▸ 练习目标:
请将下面材料中的各行原样逐字输出，图片不要放进答案。

(数据列表)

——

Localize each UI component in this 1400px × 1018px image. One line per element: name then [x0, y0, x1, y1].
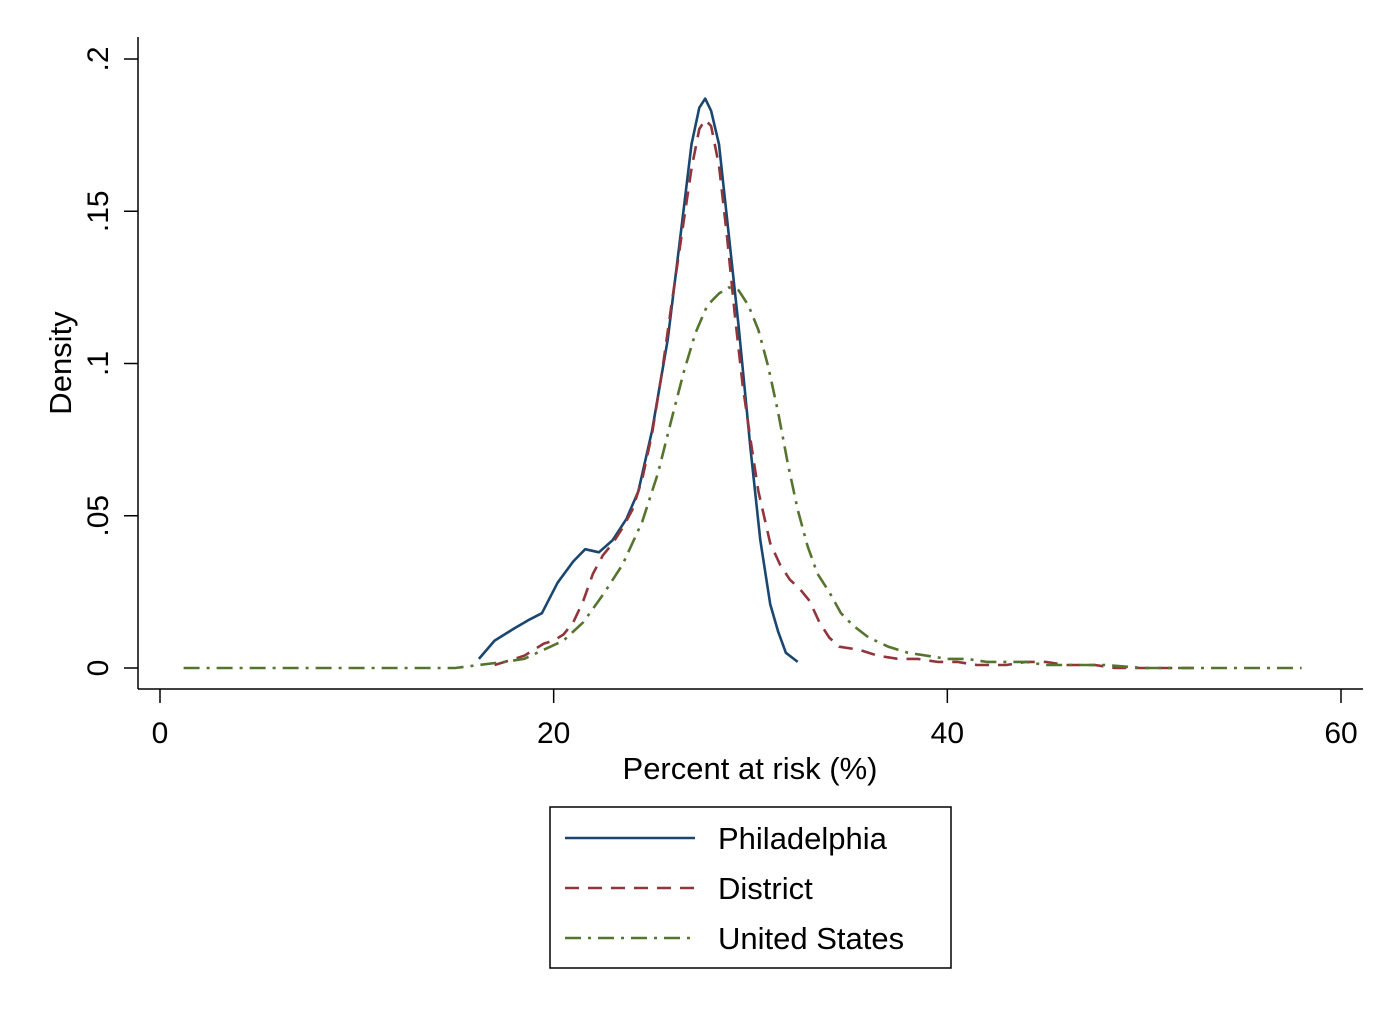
y-tick-label: 0 — [82, 660, 115, 677]
legend-label: Philadelphia — [718, 821, 888, 856]
plot-series — [183, 97, 1302, 670]
x-tick-label: 40 — [931, 717, 964, 750]
y-axis-title: Density — [43, 311, 78, 415]
y-tick-label: .1 — [82, 351, 115, 376]
legend-label: United States — [718, 921, 904, 956]
x-axis-title: Percent at risk (%) — [623, 751, 878, 786]
y-ticks: 0 .05 .1 .15 .2 — [82, 46, 138, 676]
y-tick-label: .15 — [82, 190, 115, 232]
x-tick-label: 0 — [152, 717, 169, 750]
legend-label: District — [718, 871, 813, 906]
legend-entries: Philadelphia District United States — [565, 821, 904, 956]
y-tick-label: .2 — [82, 46, 115, 71]
y-tick-label: .05 — [82, 495, 115, 537]
x-ticks: 0 20 40 60 — [152, 689, 1358, 750]
x-tick-label: 20 — [537, 717, 570, 750]
legend: Philadelphia District United States — [549, 806, 952, 969]
x-tick-label: 60 — [1324, 717, 1357, 750]
series-line-district — [494, 118, 1194, 670]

——

▸ 参考答案:
Localize each UI component in this 1400px × 1018px image. One line per element: name then [x0, y0, x1, y1].
y-tick-label: 0 — [82, 660, 115, 677]
legend-label: Philadelphia — [718, 821, 888, 856]
plot-series — [183, 97, 1302, 670]
x-tick-label: 40 — [931, 717, 964, 750]
y-axis-title: Density — [43, 311, 78, 415]
y-tick-label: .1 — [82, 351, 115, 376]
legend-label: United States — [718, 921, 904, 956]
x-axis-title: Percent at risk (%) — [623, 751, 878, 786]
y-ticks: 0 .05 .1 .15 .2 — [82, 46, 138, 676]
y-tick-label: .15 — [82, 190, 115, 232]
x-tick-label: 0 — [152, 717, 169, 750]
legend-label: District — [718, 871, 813, 906]
legend-entries: Philadelphia District United States — [565, 821, 904, 956]
y-tick-label: .2 — [82, 46, 115, 71]
y-tick-label: .05 — [82, 495, 115, 537]
x-ticks: 0 20 40 60 — [152, 689, 1358, 750]
x-tick-label: 20 — [537, 717, 570, 750]
legend: Philadelphia District United States — [549, 806, 952, 969]
x-tick-label: 60 — [1324, 717, 1357, 750]
series-line-district — [494, 118, 1194, 670]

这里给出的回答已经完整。